Quote the items below word for word, from the very start through the line that contains "series-line <box>92 14 950 503</box>".
** BEGIN **
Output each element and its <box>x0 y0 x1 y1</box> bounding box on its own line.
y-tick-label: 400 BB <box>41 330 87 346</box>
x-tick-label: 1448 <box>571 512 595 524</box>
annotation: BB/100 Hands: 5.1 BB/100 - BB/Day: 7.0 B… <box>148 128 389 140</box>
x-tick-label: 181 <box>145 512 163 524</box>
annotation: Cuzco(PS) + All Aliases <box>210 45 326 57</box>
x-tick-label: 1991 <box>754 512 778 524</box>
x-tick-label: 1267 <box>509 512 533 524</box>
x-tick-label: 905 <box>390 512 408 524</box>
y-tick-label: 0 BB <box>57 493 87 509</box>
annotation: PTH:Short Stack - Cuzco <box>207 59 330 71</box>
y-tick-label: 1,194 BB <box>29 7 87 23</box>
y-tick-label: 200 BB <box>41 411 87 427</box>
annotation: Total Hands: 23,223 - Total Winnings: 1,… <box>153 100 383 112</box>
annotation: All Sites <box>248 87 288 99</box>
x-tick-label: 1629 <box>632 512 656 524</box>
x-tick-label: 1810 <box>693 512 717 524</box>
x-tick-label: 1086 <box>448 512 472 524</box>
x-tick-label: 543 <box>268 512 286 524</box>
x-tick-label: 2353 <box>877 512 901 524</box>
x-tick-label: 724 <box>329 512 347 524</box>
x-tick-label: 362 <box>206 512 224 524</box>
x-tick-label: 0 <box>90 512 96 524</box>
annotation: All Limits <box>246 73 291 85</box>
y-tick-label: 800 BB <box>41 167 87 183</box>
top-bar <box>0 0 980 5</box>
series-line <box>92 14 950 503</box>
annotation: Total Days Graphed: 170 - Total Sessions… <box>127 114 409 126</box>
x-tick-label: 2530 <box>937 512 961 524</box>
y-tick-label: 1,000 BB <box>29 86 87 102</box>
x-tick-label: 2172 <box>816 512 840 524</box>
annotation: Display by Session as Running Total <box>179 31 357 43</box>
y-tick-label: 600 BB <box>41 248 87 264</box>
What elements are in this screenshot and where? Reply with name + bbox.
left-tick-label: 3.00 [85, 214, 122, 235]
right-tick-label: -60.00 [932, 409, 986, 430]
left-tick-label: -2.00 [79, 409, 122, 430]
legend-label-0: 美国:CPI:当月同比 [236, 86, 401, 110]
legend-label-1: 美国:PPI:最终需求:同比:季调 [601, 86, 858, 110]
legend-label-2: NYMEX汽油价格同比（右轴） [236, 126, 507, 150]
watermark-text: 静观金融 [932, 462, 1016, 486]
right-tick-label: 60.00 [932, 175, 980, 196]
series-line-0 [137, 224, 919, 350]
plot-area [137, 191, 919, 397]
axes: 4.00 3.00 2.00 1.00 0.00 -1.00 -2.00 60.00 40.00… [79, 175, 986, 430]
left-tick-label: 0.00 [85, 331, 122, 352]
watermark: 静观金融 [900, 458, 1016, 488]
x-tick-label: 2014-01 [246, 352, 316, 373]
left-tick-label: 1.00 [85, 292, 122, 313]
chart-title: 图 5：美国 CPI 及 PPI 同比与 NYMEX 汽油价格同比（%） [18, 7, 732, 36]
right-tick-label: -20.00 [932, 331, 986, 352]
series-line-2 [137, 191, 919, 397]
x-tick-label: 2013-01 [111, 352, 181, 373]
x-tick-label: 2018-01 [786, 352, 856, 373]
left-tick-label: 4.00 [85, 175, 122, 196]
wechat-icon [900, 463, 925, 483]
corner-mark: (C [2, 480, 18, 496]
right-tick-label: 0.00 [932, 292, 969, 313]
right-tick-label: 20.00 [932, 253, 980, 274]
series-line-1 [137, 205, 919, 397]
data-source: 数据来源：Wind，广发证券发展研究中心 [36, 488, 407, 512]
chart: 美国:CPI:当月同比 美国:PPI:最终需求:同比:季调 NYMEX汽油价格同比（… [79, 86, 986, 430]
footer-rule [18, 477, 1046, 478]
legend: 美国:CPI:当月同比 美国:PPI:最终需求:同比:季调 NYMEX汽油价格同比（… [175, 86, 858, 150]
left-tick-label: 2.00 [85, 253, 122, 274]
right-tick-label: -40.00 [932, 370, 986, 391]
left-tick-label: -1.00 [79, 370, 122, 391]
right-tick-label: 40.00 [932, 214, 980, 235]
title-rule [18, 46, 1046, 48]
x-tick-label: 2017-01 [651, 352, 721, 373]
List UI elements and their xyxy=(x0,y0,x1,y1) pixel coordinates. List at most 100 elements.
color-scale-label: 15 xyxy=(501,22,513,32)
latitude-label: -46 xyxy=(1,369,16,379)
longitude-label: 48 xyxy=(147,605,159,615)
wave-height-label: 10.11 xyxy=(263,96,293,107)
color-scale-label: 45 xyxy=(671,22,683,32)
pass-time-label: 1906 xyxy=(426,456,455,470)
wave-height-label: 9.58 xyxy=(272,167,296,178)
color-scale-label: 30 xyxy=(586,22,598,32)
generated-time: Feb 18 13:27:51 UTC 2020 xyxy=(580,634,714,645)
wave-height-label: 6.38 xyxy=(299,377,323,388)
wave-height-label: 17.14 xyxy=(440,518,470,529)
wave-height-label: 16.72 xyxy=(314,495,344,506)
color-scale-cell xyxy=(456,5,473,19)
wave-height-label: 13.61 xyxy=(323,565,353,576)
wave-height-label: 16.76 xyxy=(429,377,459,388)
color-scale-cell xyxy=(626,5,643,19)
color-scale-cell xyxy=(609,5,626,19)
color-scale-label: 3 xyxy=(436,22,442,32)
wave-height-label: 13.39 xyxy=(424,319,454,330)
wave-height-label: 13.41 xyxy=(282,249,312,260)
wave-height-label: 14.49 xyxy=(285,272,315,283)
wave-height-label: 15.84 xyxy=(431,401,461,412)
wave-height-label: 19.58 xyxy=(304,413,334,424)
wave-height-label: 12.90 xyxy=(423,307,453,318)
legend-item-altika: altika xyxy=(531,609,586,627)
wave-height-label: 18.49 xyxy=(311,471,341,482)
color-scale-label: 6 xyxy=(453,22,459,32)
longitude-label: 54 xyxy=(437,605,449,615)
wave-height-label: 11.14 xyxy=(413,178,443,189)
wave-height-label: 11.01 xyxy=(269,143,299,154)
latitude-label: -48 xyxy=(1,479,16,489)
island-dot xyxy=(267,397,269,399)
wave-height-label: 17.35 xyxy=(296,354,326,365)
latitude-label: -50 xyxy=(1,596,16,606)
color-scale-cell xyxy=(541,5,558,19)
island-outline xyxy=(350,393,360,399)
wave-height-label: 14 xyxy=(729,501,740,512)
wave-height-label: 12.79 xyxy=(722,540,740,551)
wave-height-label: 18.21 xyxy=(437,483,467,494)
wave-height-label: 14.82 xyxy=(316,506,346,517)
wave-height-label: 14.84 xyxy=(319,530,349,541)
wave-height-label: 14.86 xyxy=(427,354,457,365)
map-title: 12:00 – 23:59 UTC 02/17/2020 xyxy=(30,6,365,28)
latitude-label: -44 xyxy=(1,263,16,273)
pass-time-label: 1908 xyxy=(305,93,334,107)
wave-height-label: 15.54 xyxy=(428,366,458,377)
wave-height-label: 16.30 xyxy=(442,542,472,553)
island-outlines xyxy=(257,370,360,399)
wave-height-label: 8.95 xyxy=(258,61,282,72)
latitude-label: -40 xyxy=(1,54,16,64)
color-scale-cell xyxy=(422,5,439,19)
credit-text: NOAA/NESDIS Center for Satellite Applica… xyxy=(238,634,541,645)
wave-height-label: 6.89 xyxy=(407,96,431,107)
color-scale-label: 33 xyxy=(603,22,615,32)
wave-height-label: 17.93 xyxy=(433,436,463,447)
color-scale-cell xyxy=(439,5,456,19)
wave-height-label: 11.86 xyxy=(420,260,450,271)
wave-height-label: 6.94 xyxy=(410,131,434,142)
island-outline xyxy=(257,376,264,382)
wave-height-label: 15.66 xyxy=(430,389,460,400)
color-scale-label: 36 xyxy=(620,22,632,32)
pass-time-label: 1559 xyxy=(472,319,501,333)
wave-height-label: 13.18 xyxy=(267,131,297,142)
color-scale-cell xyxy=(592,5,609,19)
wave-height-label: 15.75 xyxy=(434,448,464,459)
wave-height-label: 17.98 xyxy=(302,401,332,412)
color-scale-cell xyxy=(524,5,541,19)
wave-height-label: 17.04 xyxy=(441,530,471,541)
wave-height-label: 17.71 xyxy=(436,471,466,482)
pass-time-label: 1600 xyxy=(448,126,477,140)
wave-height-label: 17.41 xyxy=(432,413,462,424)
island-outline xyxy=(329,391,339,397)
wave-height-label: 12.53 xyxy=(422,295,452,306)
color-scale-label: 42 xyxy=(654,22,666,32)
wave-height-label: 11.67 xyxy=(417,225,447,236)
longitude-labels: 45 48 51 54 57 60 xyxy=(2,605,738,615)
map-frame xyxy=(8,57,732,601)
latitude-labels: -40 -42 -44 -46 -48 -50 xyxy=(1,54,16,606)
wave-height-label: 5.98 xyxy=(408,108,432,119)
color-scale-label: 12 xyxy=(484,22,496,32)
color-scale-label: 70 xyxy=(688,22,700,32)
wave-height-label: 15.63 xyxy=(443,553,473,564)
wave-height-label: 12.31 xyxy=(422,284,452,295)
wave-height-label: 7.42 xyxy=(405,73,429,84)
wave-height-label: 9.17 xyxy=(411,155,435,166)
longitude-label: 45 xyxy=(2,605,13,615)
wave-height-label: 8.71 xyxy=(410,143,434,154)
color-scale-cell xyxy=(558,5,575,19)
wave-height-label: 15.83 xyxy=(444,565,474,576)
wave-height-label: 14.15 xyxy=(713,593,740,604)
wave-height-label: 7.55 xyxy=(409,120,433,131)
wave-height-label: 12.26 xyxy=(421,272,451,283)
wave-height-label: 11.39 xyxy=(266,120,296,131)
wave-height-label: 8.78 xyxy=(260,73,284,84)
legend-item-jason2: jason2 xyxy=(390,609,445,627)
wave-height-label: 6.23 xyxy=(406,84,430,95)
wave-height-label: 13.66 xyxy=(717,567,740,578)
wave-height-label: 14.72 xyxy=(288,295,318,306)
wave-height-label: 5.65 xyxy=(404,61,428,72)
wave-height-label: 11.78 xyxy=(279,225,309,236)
** END **
The answer =>
Output each element and its <box>x0 y0 x1 y1</box> bounding box on its own line.
y-tick-label: 400 BB <box>41 330 87 346</box>
x-tick-label: 1448 <box>571 512 595 524</box>
annotation: BB/100 Hands: 5.1 BB/100 - BB/Day: 7.0 B… <box>148 128 389 140</box>
x-tick-label: 181 <box>145 512 163 524</box>
annotation: Cuzco(PS) + All Aliases <box>210 45 326 57</box>
x-tick-label: 1991 <box>754 512 778 524</box>
x-tick-label: 1267 <box>509 512 533 524</box>
x-tick-label: 905 <box>390 512 408 524</box>
y-tick-label: 0 BB <box>57 493 87 509</box>
annotation: PTH:Short Stack - Cuzco <box>207 59 330 71</box>
y-tick-label: 1,194 BB <box>29 7 87 23</box>
y-tick-label: 200 BB <box>41 411 87 427</box>
annotation: Total Hands: 23,223 - Total Winnings: 1,… <box>153 100 383 112</box>
annotation: All Sites <box>248 87 288 99</box>
x-tick-label: 1629 <box>632 512 656 524</box>
x-tick-label: 1810 <box>693 512 717 524</box>
x-tick-label: 1086 <box>448 512 472 524</box>
x-tick-label: 543 <box>268 512 286 524</box>
x-tick-label: 2353 <box>877 512 901 524</box>
x-tick-label: 724 <box>329 512 347 524</box>
x-tick-label: 362 <box>206 512 224 524</box>
x-tick-label: 0 <box>90 512 96 524</box>
annotation: All Limits <box>246 73 291 85</box>
y-tick-label: 800 BB <box>41 167 87 183</box>
top-bar <box>0 0 980 5</box>
series-line <box>92 14 950 503</box>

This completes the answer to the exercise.